* [Entries with figure data]:
▼
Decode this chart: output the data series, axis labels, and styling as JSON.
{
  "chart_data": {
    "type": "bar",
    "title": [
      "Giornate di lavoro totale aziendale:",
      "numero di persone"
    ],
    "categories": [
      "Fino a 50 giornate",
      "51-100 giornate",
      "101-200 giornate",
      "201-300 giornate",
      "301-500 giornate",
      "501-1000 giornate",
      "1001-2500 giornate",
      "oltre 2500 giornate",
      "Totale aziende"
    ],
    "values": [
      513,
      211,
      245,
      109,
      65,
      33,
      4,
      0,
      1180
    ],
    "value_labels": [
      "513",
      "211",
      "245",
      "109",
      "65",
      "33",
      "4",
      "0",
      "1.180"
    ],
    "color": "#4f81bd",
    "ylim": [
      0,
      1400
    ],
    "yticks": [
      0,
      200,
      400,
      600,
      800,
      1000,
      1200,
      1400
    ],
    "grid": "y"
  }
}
▲
* [Task instructions]:
Output every record above exactly as it appears.

* [Right answer]:
Decode this chart: output the data series, axis labels, and styling as JSON.
{
  "chart_data": {
    "type": "bar",
    "title": [
      "Giornate di lavoro totale aziendale:",
      "numero di persone"
    ],
    "categories": [
      "Fino a 50 giornate",
      "51-100 giornate",
      "101-200 giornate",
      "201-300 giornate",
      "301-500 giornate",
      "501-1000 giornate",
      "1001-2500 giornate",
      "oltre 2500 giornate",
      "Totale aziende"
    ],
    "values": [
      513,
      211,
      245,
      109,
      65,
      33,
      4,
      0,
      1180
    ],
    "value_labels": [
      "513",
      "211",
      "245",
      "109",
      "65",
      "33",
      "4",
      "0",
      "1.180"
    ],
    "color": "#4f81bd",
    "ylim": [
      0,
      1400
    ],
    "yticks": [
      0,
      200,
      400,
      600,
      800,
      1000,
      1200,
      1400
    ],
    "grid": "y"
  }
}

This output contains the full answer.